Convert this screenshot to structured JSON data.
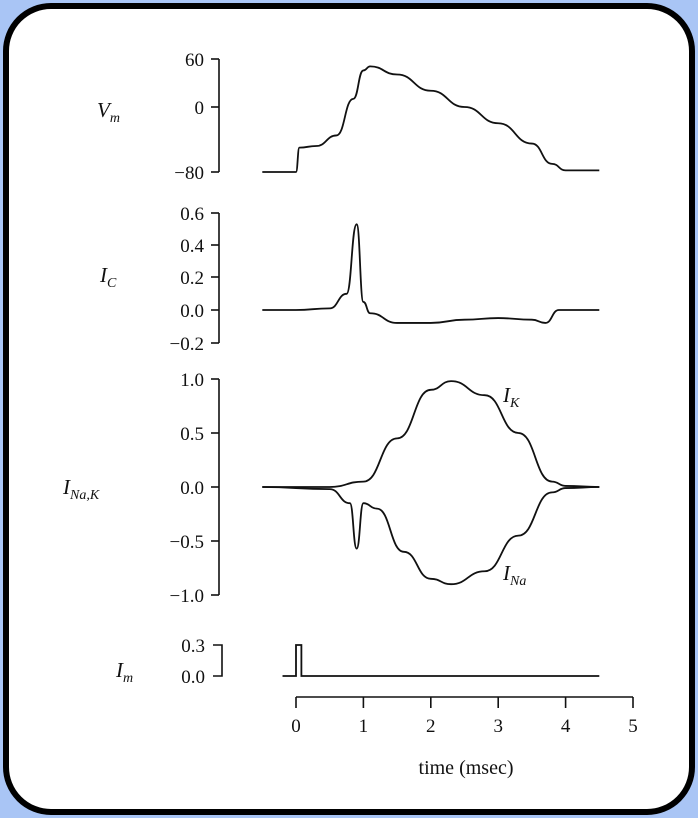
{
  "figure": {
    "panels": {
      "vm": {
        "label": "V",
        "label_sub": "m",
        "ticks": [
          "60",
          "0",
          "−80"
        ]
      },
      "ic": {
        "label": "I",
        "label_sub": "C",
        "ticks": [
          "0.6",
          "0.4",
          "0.2",
          "0.0",
          "−0.2"
        ]
      },
      "inak": {
        "label": "I",
        "label_sub": "Na,K",
        "ticks": [
          "1.0",
          "0.5",
          "0.0",
          "−0.5",
          "−1.0"
        ],
        "curve_label_k": "I",
        "curve_label_k_sub": "K",
        "curve_label_na": "I",
        "curve_label_na_sub": "Na"
      },
      "im": {
        "label": "I",
        "label_sub": "m",
        "ticks": [
          "0.3",
          "0.0"
        ]
      }
    },
    "xaxis": {
      "ticks": [
        "0",
        "1",
        "2",
        "3",
        "4",
        "5"
      ],
      "label": "time (msec)"
    }
  },
  "chart_data": [
    {
      "type": "line",
      "title": "Membrane potential",
      "ylabel": "V_m",
      "xlabel": "time (msec)",
      "ylim": [
        -80,
        60
      ],
      "x": [
        -0.5,
        0,
        0.05,
        0.3,
        0.6,
        0.85,
        1.0,
        1.1,
        1.5,
        2.0,
        2.5,
        3.0,
        3.5,
        3.8,
        4.0,
        4.5
      ],
      "values": [
        -80,
        -80,
        -50,
        -48,
        -35,
        10,
        45,
        50,
        40,
        20,
        0,
        -20,
        -45,
        -70,
        -78,
        -78
      ]
    },
    {
      "type": "line",
      "title": "Capacitive current",
      "ylabel": "I_C",
      "ylim": [
        -0.2,
        0.6
      ],
      "x": [
        -0.5,
        0,
        0.5,
        0.75,
        0.9,
        1.0,
        1.1,
        1.5,
        2.0,
        2.5,
        3.0,
        3.5,
        3.7,
        3.9,
        4.5
      ],
      "values": [
        0,
        0,
        0.01,
        0.1,
        0.53,
        0.05,
        -0.02,
        -0.08,
        -0.08,
        -0.06,
        -0.05,
        -0.06,
        -0.08,
        0.0,
        0.0
      ]
    },
    {
      "type": "line",
      "title": "Ionic currents",
      "ylabel": "I_Na,K",
      "ylim": [
        -1.0,
        1.0
      ],
      "series": [
        {
          "name": "I_K",
          "x": [
            -0.5,
            0.5,
            1.0,
            1.5,
            2.0,
            2.3,
            2.8,
            3.3,
            3.8,
            4.0,
            4.5
          ],
          "values": [
            0,
            0,
            0.05,
            0.45,
            0.9,
            0.98,
            0.85,
            0.5,
            0.05,
            0.01,
            0.0
          ]
        },
        {
          "name": "I_Na",
          "x": [
            -0.5,
            0.5,
            0.8,
            0.9,
            1.0,
            1.2,
            1.6,
            2.0,
            2.3,
            2.8,
            3.3,
            3.8,
            4.0,
            4.5
          ],
          "values": [
            0,
            -0.02,
            -0.15,
            -0.57,
            -0.15,
            -0.2,
            -0.6,
            -0.85,
            -0.9,
            -0.78,
            -0.45,
            -0.05,
            -0.01,
            0.0
          ]
        }
      ]
    },
    {
      "type": "line",
      "title": "Stimulus current",
      "ylabel": "I_m",
      "ylim": [
        0.0,
        0.3
      ],
      "x": [
        -0.2,
        0,
        0,
        0.08,
        0.08,
        4.5
      ],
      "values": [
        0,
        0,
        0.3,
        0.3,
        0,
        0
      ]
    }
  ]
}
+++
■ Problem statement ■
Omit the pictures. Output every record above word for word.

■ Output for this exercise ■
Convert this screenshot to structured JSON data.
{
  "figure": {
    "panels": {
      "vm": {
        "label": "V",
        "label_sub": "m",
        "ticks": [
          "60",
          "0",
          "−80"
        ]
      },
      "ic": {
        "label": "I",
        "label_sub": "C",
        "ticks": [
          "0.6",
          "0.4",
          "0.2",
          "0.0",
          "−0.2"
        ]
      },
      "inak": {
        "label": "I",
        "label_sub": "Na,K",
        "ticks": [
          "1.0",
          "0.5",
          "0.0",
          "−0.5",
          "−1.0"
        ],
        "curve_label_k": "I",
        "curve_label_k_sub": "K",
        "curve_label_na": "I",
        "curve_label_na_sub": "Na"
      },
      "im": {
        "label": "I",
        "label_sub": "m",
        "ticks": [
          "0.3",
          "0.0"
        ]
      }
    },
    "xaxis": {
      "ticks": [
        "0",
        "1",
        "2",
        "3",
        "4",
        "5"
      ],
      "label": "time (msec)"
    }
  },
  "chart_data": [
    {
      "type": "line",
      "title": "Membrane potential",
      "ylabel": "V_m",
      "xlabel": "time (msec)",
      "ylim": [
        -80,
        60
      ],
      "x": [
        -0.5,
        0,
        0.05,
        0.3,
        0.6,
        0.85,
        1.0,
        1.1,
        1.5,
        2.0,
        2.5,
        3.0,
        3.5,
        3.8,
        4.0,
        4.5
      ],
      "values": [
        -80,
        -80,
        -50,
        -48,
        -35,
        10,
        45,
        50,
        40,
        20,
        0,
        -20,
        -45,
        -70,
        -78,
        -78
      ]
    },
    {
      "type": "line",
      "title": "Capacitive current",
      "ylabel": "I_C",
      "ylim": [
        -0.2,
        0.6
      ],
      "x": [
        -0.5,
        0,
        0.5,
        0.75,
        0.9,
        1.0,
        1.1,
        1.5,
        2.0,
        2.5,
        3.0,
        3.5,
        3.7,
        3.9,
        4.5
      ],
      "values": [
        0,
        0,
        0.01,
        0.1,
        0.53,
        0.05,
        -0.02,
        -0.08,
        -0.08,
        -0.06,
        -0.05,
        -0.06,
        -0.08,
        0.0,
        0.0
      ]
    },
    {
      "type": "line",
      "title": "Ionic currents",
      "ylabel": "I_Na,K",
      "ylim": [
        -1.0,
        1.0
      ],
      "series": [
        {
          "name": "I_K",
          "x": [
            -0.5,
            0.5,
            1.0,
            1.5,
            2.0,
            2.3,
            2.8,
            3.3,
            3.8,
            4.0,
            4.5
          ],
          "values": [
            0,
            0,
            0.05,
            0.45,
            0.9,
            0.98,
            0.85,
            0.5,
            0.05,
            0.01,
            0.0
          ]
        },
        {
          "name": "I_Na",
          "x": [
            -0.5,
            0.5,
            0.8,
            0.9,
            1.0,
            1.2,
            1.6,
            2.0,
            2.3,
            2.8,
            3.3,
            3.8,
            4.0,
            4.5
          ],
          "values": [
            0,
            -0.02,
            -0.15,
            -0.57,
            -0.15,
            -0.2,
            -0.6,
            -0.85,
            -0.9,
            -0.78,
            -0.45,
            -0.05,
            -0.01,
            0.0
          ]
        }
      ]
    },
    {
      "type": "line",
      "title": "Stimulus current",
      "ylabel": "I_m",
      "ylim": [
        0.0,
        0.3
      ],
      "x": [
        -0.2,
        0,
        0,
        0.08,
        0.08,
        4.5
      ],
      "values": [
        0,
        0,
        0.3,
        0.3,
        0,
        0
      ]
    }
  ]
}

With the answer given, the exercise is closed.